Exercise requirements
Here are records with pictures in them. Copy all of them exactly and leave the pictures out.

..........

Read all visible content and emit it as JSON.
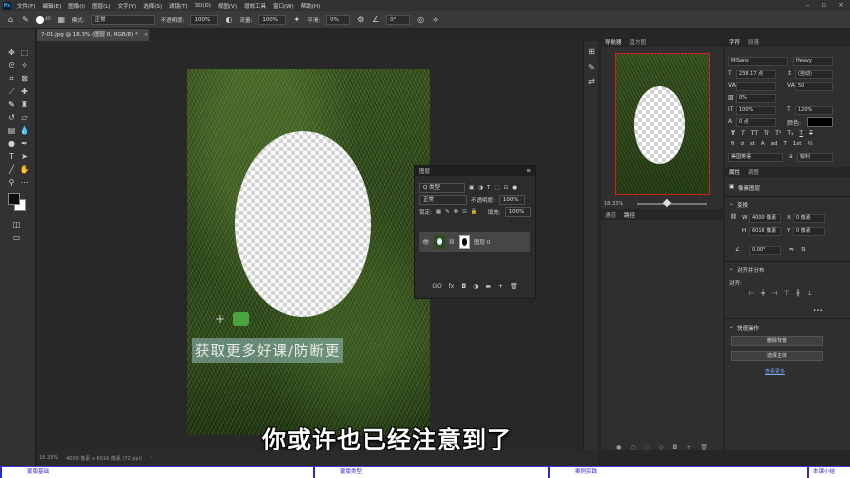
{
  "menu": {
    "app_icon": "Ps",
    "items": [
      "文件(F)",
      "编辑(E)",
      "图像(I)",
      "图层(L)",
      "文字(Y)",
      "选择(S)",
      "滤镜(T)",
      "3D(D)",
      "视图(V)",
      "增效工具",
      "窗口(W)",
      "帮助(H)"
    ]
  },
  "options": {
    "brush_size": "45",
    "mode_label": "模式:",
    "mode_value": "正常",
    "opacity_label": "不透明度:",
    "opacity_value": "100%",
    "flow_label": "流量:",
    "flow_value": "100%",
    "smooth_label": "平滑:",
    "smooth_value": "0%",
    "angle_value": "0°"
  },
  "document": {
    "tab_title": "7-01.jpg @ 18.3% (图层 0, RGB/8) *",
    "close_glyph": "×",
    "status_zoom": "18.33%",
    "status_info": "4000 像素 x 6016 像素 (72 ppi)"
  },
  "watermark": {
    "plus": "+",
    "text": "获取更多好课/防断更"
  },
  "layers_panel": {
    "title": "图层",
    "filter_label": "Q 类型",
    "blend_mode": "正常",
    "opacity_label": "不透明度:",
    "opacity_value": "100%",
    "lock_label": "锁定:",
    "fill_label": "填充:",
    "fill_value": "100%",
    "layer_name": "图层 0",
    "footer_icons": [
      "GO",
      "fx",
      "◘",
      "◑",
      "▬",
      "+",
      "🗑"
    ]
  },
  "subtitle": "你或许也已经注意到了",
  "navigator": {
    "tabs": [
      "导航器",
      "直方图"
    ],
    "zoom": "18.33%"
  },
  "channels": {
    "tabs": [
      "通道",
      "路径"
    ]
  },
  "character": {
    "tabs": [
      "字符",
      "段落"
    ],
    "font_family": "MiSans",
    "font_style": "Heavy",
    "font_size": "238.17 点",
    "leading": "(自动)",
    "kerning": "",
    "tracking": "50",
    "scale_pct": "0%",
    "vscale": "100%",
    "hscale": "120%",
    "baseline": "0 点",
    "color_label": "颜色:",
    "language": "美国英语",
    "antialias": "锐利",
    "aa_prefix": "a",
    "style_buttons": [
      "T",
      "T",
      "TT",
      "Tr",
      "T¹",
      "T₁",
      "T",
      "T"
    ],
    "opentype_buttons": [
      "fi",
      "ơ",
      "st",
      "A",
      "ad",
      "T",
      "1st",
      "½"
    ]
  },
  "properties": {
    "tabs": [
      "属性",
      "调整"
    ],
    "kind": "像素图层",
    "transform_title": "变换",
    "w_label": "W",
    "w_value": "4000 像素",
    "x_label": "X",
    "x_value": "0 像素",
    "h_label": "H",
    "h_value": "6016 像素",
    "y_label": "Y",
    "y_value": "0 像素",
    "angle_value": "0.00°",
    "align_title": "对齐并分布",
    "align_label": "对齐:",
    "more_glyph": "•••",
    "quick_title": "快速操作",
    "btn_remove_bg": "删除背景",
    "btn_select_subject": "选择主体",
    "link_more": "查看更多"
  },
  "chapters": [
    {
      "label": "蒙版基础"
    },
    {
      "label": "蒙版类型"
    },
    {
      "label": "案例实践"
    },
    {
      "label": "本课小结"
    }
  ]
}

..........

Written answer
Read all visible content and emit it as JSON.
{
  "menu": {
    "app_icon": "Ps",
    "items": [
      "文件(F)",
      "编辑(E)",
      "图像(I)",
      "图层(L)",
      "文字(Y)",
      "选择(S)",
      "滤镜(T)",
      "3D(D)",
      "视图(V)",
      "增效工具",
      "窗口(W)",
      "帮助(H)"
    ]
  },
  "options": {
    "brush_size": "45",
    "mode_label": "模式:",
    "mode_value": "正常",
    "opacity_label": "不透明度:",
    "opacity_value": "100%",
    "flow_label": "流量:",
    "flow_value": "100%",
    "smooth_label": "平滑:",
    "smooth_value": "0%",
    "angle_value": "0°"
  },
  "document": {
    "tab_title": "7-01.jpg @ 18.3% (图层 0, RGB/8) *",
    "close_glyph": "×",
    "status_zoom": "18.33%",
    "status_info": "4000 像素 x 6016 像素 (72 ppi)"
  },
  "watermark": {
    "plus": "+",
    "text": "获取更多好课/防断更"
  },
  "layers_panel": {
    "title": "图层",
    "filter_label": "Q 类型",
    "blend_mode": "正常",
    "opacity_label": "不透明度:",
    "opacity_value": "100%",
    "lock_label": "锁定:",
    "fill_label": "填充:",
    "fill_value": "100%",
    "layer_name": "图层 0",
    "footer_icons": [
      "GO",
      "fx",
      "◘",
      "◑",
      "▬",
      "+",
      "🗑"
    ]
  },
  "subtitle": "你或许也已经注意到了",
  "navigator": {
    "tabs": [
      "导航器",
      "直方图"
    ],
    "zoom": "18.33%"
  },
  "channels": {
    "tabs": [
      "通道",
      "路径"
    ]
  },
  "character": {
    "tabs": [
      "字符",
      "段落"
    ],
    "font_family": "MiSans",
    "font_style": "Heavy",
    "font_size": "238.17 点",
    "leading": "(自动)",
    "kerning": "",
    "tracking": "50",
    "scale_pct": "0%",
    "vscale": "100%",
    "hscale": "120%",
    "baseline": "0 点",
    "color_label": "颜色:",
    "language": "美国英语",
    "antialias": "锐利",
    "aa_prefix": "a",
    "style_buttons": [
      "T",
      "T",
      "TT",
      "Tr",
      "T¹",
      "T₁",
      "T",
      "T"
    ],
    "opentype_buttons": [
      "fi",
      "ơ",
      "st",
      "A",
      "ad",
      "T",
      "1st",
      "½"
    ]
  },
  "properties": {
    "tabs": [
      "属性",
      "调整"
    ],
    "kind": "像素图层",
    "transform_title": "变换",
    "w_label": "W",
    "w_value": "4000 像素",
    "x_label": "X",
    "x_value": "0 像素",
    "h_label": "H",
    "h_value": "6016 像素",
    "y_label": "Y",
    "y_value": "0 像素",
    "angle_value": "0.00°",
    "align_title": "对齐并分布",
    "align_label": "对齐:",
    "more_glyph": "•••",
    "quick_title": "快速操作",
    "btn_remove_bg": "删除背景",
    "btn_select_subject": "选择主体",
    "link_more": "查看更多"
  },
  "chapters": [
    {
      "label": "蒙版基础"
    },
    {
      "label": "蒙版类型"
    },
    {
      "label": "案例实践"
    },
    {
      "label": "本课小结"
    }
  ]
}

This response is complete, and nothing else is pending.